Auszug zum Lesen -

_ _ _ _

Nach Notruf in Pflegeheim: 15 von 266 vollstationären Einrichtungen in Berlin sind „beschwerdelastig“

Sehr viele Seniorenheime in Berlin arbeiten beschwerdefrei. Im Gesundheitsausschuss geht es aber auch um Gegenbeispiele – zum Beispiel in Friedrichsfelde.

Der Personalmangel in der vollstationären Pflege ist ein generelles und strukturelles Problem. Vor diesem Hintergrund ist die Situation in Berlin jedoch zumindest nicht besonders dramatisch.

Nur 15 der 266 vollstationären Einrichtungen der Hauptstadt sind im Jahr 2023 bei der Heimaufsicht des Landes Berlin mit „erhöhtem Beschwerdeaufkommen“ registriert worden.

_ _ _ _

Kurze Übung - Gibst du die Passage aus dem Text über die Berliner Pflegeheime wortgetreu aus, beginnend bei „Sehr viele Seniorenheime“ und endend bei „nicht besonders dramatisch.“?

_ _ _ _

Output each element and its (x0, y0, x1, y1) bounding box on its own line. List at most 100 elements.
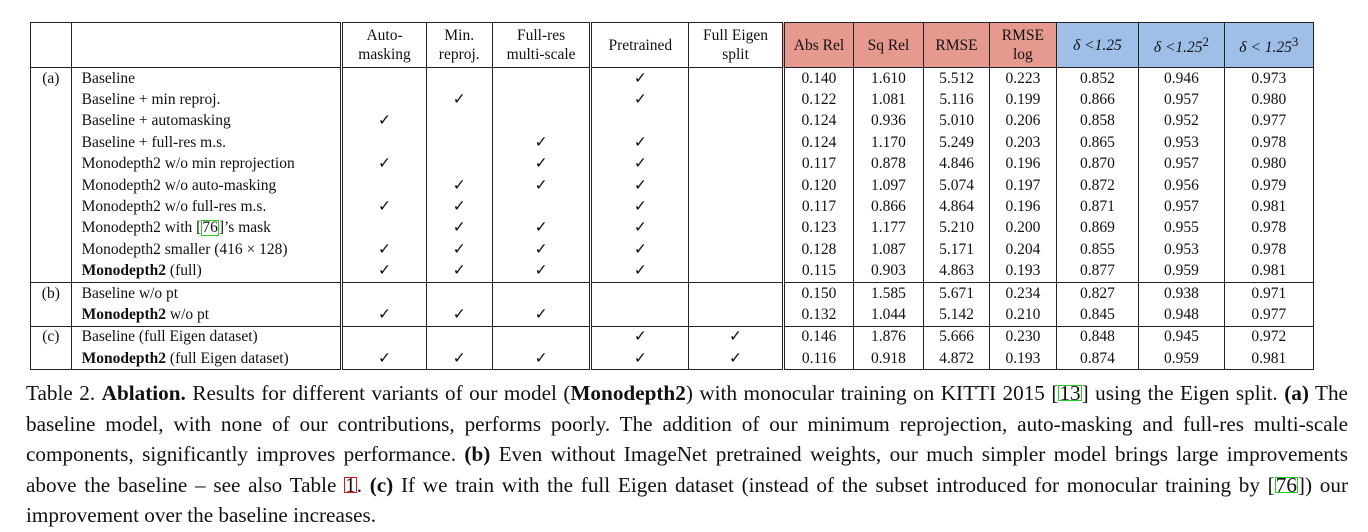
check-minreproj (426, 132, 493, 154)
value-delta1: 0.845 (1056, 304, 1140, 327)
value-delta1: 0.865 (1056, 132, 1140, 154)
header-rmselog: RMSE log (989, 22, 1057, 68)
group-a: (a) Baseline ✓ 0.140 1.610 5.512 0.223 0.852 0.9… (30, 67, 1315, 283)
method-name-pre: Monodepth2 with [ (81, 219, 202, 237)
value-rmselog: 0.234 (989, 282, 1057, 305)
value-absrel: 0.117 (783, 153, 855, 175)
value-delta1: 0.848 (1056, 326, 1140, 349)
value-delta3: 0.978 (1224, 239, 1315, 261)
value-delta2: 0.955 (1138, 217, 1225, 240)
value-sqrel: 1.876 (853, 326, 924, 349)
value-delta2: 0.948 (1138, 304, 1225, 327)
group-label: (b) (30, 282, 72, 305)
value-sqrel: 0.936 (853, 110, 924, 133)
value-delta2: 0.945 (1138, 326, 1225, 349)
check-pretrained: ✓ (590, 132, 690, 154)
check-pretrained: ✓ (590, 196, 690, 218)
value-delta2: 0.957 (1138, 89, 1225, 111)
check-minreproj (426, 67, 493, 90)
group-label (30, 217, 72, 240)
header-eigen-split: Full Eigen split (688, 22, 785, 68)
header-method-col (70, 22, 344, 68)
value-sqrel: 0.903 (853, 260, 924, 283)
value-delta3: 0.980 (1224, 89, 1315, 111)
value-delta2: 0.953 (1138, 132, 1225, 154)
check-eigen-split: ✓ (688, 348, 785, 371)
value-rmse: 4.872 (923, 348, 991, 371)
group-label (30, 110, 72, 133)
check-automasking: ✓ (341, 110, 427, 133)
header-automasking: Auto-masking (341, 22, 427, 68)
table-ref-link-1[interactable]: 1 (344, 472, 357, 497)
value-rmse: 5.171 (923, 239, 991, 261)
method-name: Baseline (full Eigen dataset) (70, 326, 344, 349)
group-label (30, 196, 72, 218)
method-name: Baseline + full-res m.s. (70, 132, 344, 154)
check-eigen-split: ✓ (688, 326, 785, 349)
value-rmse: 5.074 (923, 174, 991, 197)
value-delta3: 0.977 (1224, 304, 1315, 327)
value-absrel: 0.124 (783, 132, 855, 154)
check-automasking (341, 282, 427, 305)
method-name-rest: (full) (166, 262, 202, 280)
method-name-post: ]’s mask (218, 219, 271, 237)
group-label (30, 304, 72, 327)
value-delta2: 0.957 (1138, 196, 1225, 218)
check-pretrained (590, 282, 690, 305)
value-rmse: 5.116 (923, 89, 991, 111)
value-delta3: 0.971 (1224, 282, 1315, 305)
value-delta2: 0.957 (1138, 153, 1225, 175)
group-label (30, 239, 72, 261)
value-sqrel: 1.585 (853, 282, 924, 305)
check-automasking (341, 89, 427, 111)
value-delta3: 0.977 (1224, 110, 1315, 133)
table-row: Monodepth2 with [76]’s mask ✓ ✓ ✓ 0.123 1.177… (30, 217, 1315, 240)
check-fullres: ✓ (492, 174, 593, 197)
header-fullres: Full-res multi-scale (492, 22, 593, 68)
citation-link-76[interactable]: 76 (1274, 472, 1298, 497)
method-name: Baseline w/o pt (70, 282, 344, 305)
value-absrel: 0.128 (783, 239, 855, 261)
value-sqrel: 0.866 (853, 196, 924, 218)
check-fullres (492, 196, 593, 218)
value-rmselog: 0.200 (989, 217, 1057, 240)
caption-text-a: The baseline model, with none of our con… (26, 381, 1348, 466)
check-minreproj: ✓ (426, 89, 493, 111)
check-minreproj (426, 153, 493, 175)
citation-link-76[interactable]: 76 (201, 219, 219, 237)
method-name: Monodepth2 w/o pt (70, 304, 344, 327)
value-sqrel: 1.087 (853, 239, 924, 261)
value-delta3: 0.981 (1224, 348, 1315, 371)
citation-link-13[interactable]: 13 (1058, 381, 1082, 405)
check-pretrained (590, 110, 690, 133)
table-row: Monodepth2 w/o full-res m.s. ✓ ✓ ✓ 0.117 0.86… (30, 196, 1315, 218)
value-delta3: 0.973 (1224, 67, 1315, 90)
check-minreproj (426, 326, 493, 349)
check-eigen-split (688, 132, 785, 154)
value-sqrel: 1.177 (853, 217, 924, 240)
header-sqrel: Sq Rel (853, 22, 924, 68)
value-delta1: 0.855 (1056, 239, 1140, 261)
group-label (30, 153, 72, 175)
table-row: Monodepth2 (full Eigen dataset) ✓ ✓ ✓ ✓ ✓ 0.11… (30, 348, 1315, 371)
header-absrel: Abs Rel (783, 22, 855, 68)
value-rmse: 5.512 (923, 67, 991, 90)
group-label (30, 89, 72, 111)
group-label (30, 260, 72, 283)
value-delta2: 0.956 (1138, 174, 1225, 197)
value-delta3: 0.981 (1224, 260, 1315, 283)
method-name: Monodepth2 (full) (70, 260, 344, 283)
header-pretrained: Pretrained (590, 22, 690, 68)
value-delta2: 0.938 (1138, 282, 1225, 305)
table-row: Monodepth2 w/o auto-masking ✓ ✓ ✓ 0.120 1.097… (30, 174, 1315, 197)
value-delta3: 0.978 (1224, 217, 1315, 240)
check-eigen-split (688, 174, 785, 197)
value-absrel: 0.116 (783, 348, 855, 371)
value-delta2: 0.959 (1138, 260, 1225, 283)
group-c: (c) Baseline (full Eigen dataset) ✓ ✓ 0.146 1… (30, 326, 1315, 371)
caption-title: Ablation. (101, 381, 186, 405)
value-rmselog: 0.210 (989, 304, 1057, 327)
value-absrel: 0.132 (783, 304, 855, 327)
check-minreproj (426, 110, 493, 133)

_ _ _ _

Lösung der Übung -
Sehr viele Seniorenheime in Berlin arbeiten beschwerdefrei. Im Gesundheitsausschuss geht es aber auch um Gegenbeispiele – zum Beispiel in Friedrichsfelde.

Der Personalmangel in der vollstationären Pflege ist ein generelles und strukturelles Problem. Vor diesem Hintergrund ist die Situation in Berlin jedoch zumindest nicht besonders dramatisch.